---------- Data entries

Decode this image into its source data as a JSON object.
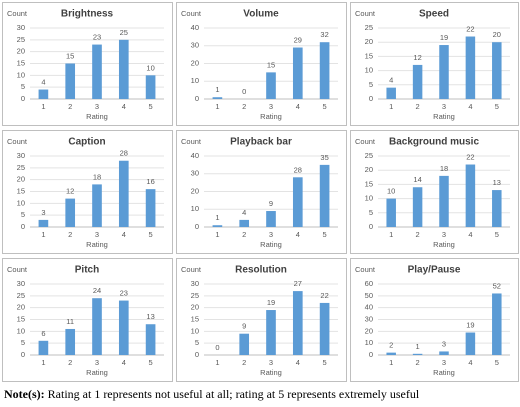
{
  "chart_data": [
    {
      "type": "bar",
      "title": "Brightness",
      "y_label": "Count",
      "x_label": "Rating",
      "categories": [
        "1",
        "2",
        "3",
        "4",
        "5"
      ],
      "values": [
        4,
        15,
        23,
        25,
        10
      ],
      "color": "#5b9bd5",
      "ylim": [
        0,
        30
      ],
      "yticks": [
        0,
        5,
        10,
        15,
        20,
        25,
        30
      ],
      "grid": true
    },
    {
      "type": "bar",
      "title": "Volume",
      "y_label": "Count",
      "x_label": "Rating",
      "categories": [
        "1",
        "2",
        "3",
        "4",
        "5"
      ],
      "values": [
        1,
        0,
        15,
        29,
        32
      ],
      "color": "#5b9bd5",
      "ylim": [
        0,
        40
      ],
      "yticks": [
        0,
        10,
        20,
        30,
        40
      ],
      "grid": true
    },
    {
      "type": "bar",
      "title": "Speed",
      "y_label": "Count",
      "x_label": "Rating",
      "categories": [
        "1",
        "2",
        "3",
        "4",
        "5"
      ],
      "values": [
        4,
        12,
        19,
        22,
        20
      ],
      "color": "#5b9bd5",
      "ylim": [
        0,
        25
      ],
      "yticks": [
        0,
        5,
        10,
        15,
        20,
        25
      ],
      "grid": true
    },
    {
      "type": "bar",
      "title": "Caption",
      "y_label": "Count",
      "x_label": "Rating",
      "categories": [
        "1",
        "2",
        "3",
        "4",
        "5"
      ],
      "values": [
        3,
        12,
        18,
        28,
        16
      ],
      "color": "#5b9bd5",
      "ylim": [
        0,
        30
      ],
      "yticks": [
        0,
        5,
        10,
        15,
        20,
        25,
        30
      ],
      "grid": true
    },
    {
      "type": "bar",
      "title": "Playback bar",
      "y_label": "Count",
      "x_label": "Rating",
      "categories": [
        "1",
        "2",
        "3",
        "4",
        "5"
      ],
      "values": [
        1,
        4,
        9,
        28,
        35
      ],
      "color": "#5b9bd5",
      "ylim": [
        0,
        40
      ],
      "yticks": [
        0,
        10,
        20,
        30,
        40
      ],
      "grid": true
    },
    {
      "type": "bar",
      "title": "Background music",
      "y_label": "Count",
      "x_label": "Rating",
      "categories": [
        "1",
        "2",
        "3",
        "4",
        "5"
      ],
      "values": [
        10,
        14,
        18,
        22,
        13
      ],
      "color": "#5b9bd5",
      "ylim": [
        0,
        25
      ],
      "yticks": [
        0,
        5,
        10,
        15,
        20,
        25
      ],
      "grid": true
    },
    {
      "type": "bar",
      "title": "Pitch",
      "y_label": "Count",
      "x_label": "Rating",
      "categories": [
        "1",
        "2",
        "3",
        "4",
        "5"
      ],
      "values": [
        6,
        11,
        24,
        23,
        13
      ],
      "color": "#5b9bd5",
      "ylim": [
        0,
        30
      ],
      "yticks": [
        0,
        5,
        10,
        15,
        20,
        25,
        30
      ],
      "grid": true
    },
    {
      "type": "bar",
      "title": "Resolution",
      "y_label": "Count",
      "x_label": "Rating",
      "categories": [
        "1",
        "2",
        "3",
        "4",
        "5"
      ],
      "values": [
        0,
        9,
        19,
        27,
        22
      ],
      "color": "#5b9bd5",
      "ylim": [
        0,
        30
      ],
      "yticks": [
        0,
        5,
        10,
        15,
        20,
        25,
        30
      ],
      "grid": true
    },
    {
      "type": "bar",
      "title": "Play/Pause",
      "y_label": "Count",
      "x_label": "Rating",
      "categories": [
        "1",
        "2",
        "3",
        "4",
        "5"
      ],
      "values": [
        2,
        1,
        3,
        19,
        52
      ],
      "color": "#5b9bd5",
      "ylim": [
        0,
        60
      ],
      "yticks": [
        0,
        10,
        20,
        30,
        40,
        50,
        60
      ],
      "grid": true
    }
  ],
  "note": {
    "label": "Note(s):",
    "text": " Rating at 1 represents not useful at all; rating at 5 represents extremely useful"
  }
}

--------------------

[What is asked]:
Return each line of the data, keeping its wording exact and omitting pictures.

[Completed task]:
Decode this image into its source data as a JSON object.
{
  "chart_data": [
    {
      "type": "bar",
      "title": "Brightness",
      "y_label": "Count",
      "x_label": "Rating",
      "categories": [
        "1",
        "2",
        "3",
        "4",
        "5"
      ],
      "values": [
        4,
        15,
        23,
        25,
        10
      ],
      "color": "#5b9bd5",
      "ylim": [
        0,
        30
      ],
      "yticks": [
        0,
        5,
        10,
        15,
        20,
        25,
        30
      ],
      "grid": true
    },
    {
      "type": "bar",
      "title": "Volume",
      "y_label": "Count",
      "x_label": "Rating",
      "categories": [
        "1",
        "2",
        "3",
        "4",
        "5"
      ],
      "values": [
        1,
        0,
        15,
        29,
        32
      ],
      "color": "#5b9bd5",
      "ylim": [
        0,
        40
      ],
      "yticks": [
        0,
        10,
        20,
        30,
        40
      ],
      "grid": true
    },
    {
      "type": "bar",
      "title": "Speed",
      "y_label": "Count",
      "x_label": "Rating",
      "categories": [
        "1",
        "2",
        "3",
        "4",
        "5"
      ],
      "values": [
        4,
        12,
        19,
        22,
        20
      ],
      "color": "#5b9bd5",
      "ylim": [
        0,
        25
      ],
      "yticks": [
        0,
        5,
        10,
        15,
        20,
        25
      ],
      "grid": true
    },
    {
      "type": "bar",
      "title": "Caption",
      "y_label": "Count",
      "x_label": "Rating",
      "categories": [
        "1",
        "2",
        "3",
        "4",
        "5"
      ],
      "values": [
        3,
        12,
        18,
        28,
        16
      ],
      "color": "#5b9bd5",
      "ylim": [
        0,
        30
      ],
      "yticks": [
        0,
        5,
        10,
        15,
        20,
        25,
        30
      ],
      "grid": true
    },
    {
      "type": "bar",
      "title": "Playback bar",
      "y_label": "Count",
      "x_label": "Rating",
      "categories": [
        "1",
        "2",
        "3",
        "4",
        "5"
      ],
      "values": [
        1,
        4,
        9,
        28,
        35
      ],
      "color": "#5b9bd5",
      "ylim": [
        0,
        40
      ],
      "yticks": [
        0,
        10,
        20,
        30,
        40
      ],
      "grid": true
    },
    {
      "type": "bar",
      "title": "Background music",
      "y_label": "Count",
      "x_label": "Rating",
      "categories": [
        "1",
        "2",
        "3",
        "4",
        "5"
      ],
      "values": [
        10,
        14,
        18,
        22,
        13
      ],
      "color": "#5b9bd5",
      "ylim": [
        0,
        25
      ],
      "yticks": [
        0,
        5,
        10,
        15,
        20,
        25
      ],
      "grid": true
    },
    {
      "type": "bar",
      "title": "Pitch",
      "y_label": "Count",
      "x_label": "Rating",
      "categories": [
        "1",
        "2",
        "3",
        "4",
        "5"
      ],
      "values": [
        6,
        11,
        24,
        23,
        13
      ],
      "color": "#5b9bd5",
      "ylim": [
        0,
        30
      ],
      "yticks": [
        0,
        5,
        10,
        15,
        20,
        25,
        30
      ],
      "grid": true
    },
    {
      "type": "bar",
      "title": "Resolution",
      "y_label": "Count",
      "x_label": "Rating",
      "categories": [
        "1",
        "2",
        "3",
        "4",
        "5"
      ],
      "values": [
        0,
        9,
        19,
        27,
        22
      ],
      "color": "#5b9bd5",
      "ylim": [
        0,
        30
      ],
      "yticks": [
        0,
        5,
        10,
        15,
        20,
        25,
        30
      ],
      "grid": true
    },
    {
      "type": "bar",
      "title": "Play/Pause",
      "y_label": "Count",
      "x_label": "Rating",
      "categories": [
        "1",
        "2",
        "3",
        "4",
        "5"
      ],
      "values": [
        2,
        1,
        3,
        19,
        52
      ],
      "color": "#5b9bd5",
      "ylim": [
        0,
        60
      ],
      "yticks": [
        0,
        10,
        20,
        30,
        40,
        50,
        60
      ],
      "grid": true
    }
  ],
  "note": {
    "label": "Note(s):",
    "text": " Rating at 1 represents not useful at all; rating at 5 represents extremely useful"
  }
}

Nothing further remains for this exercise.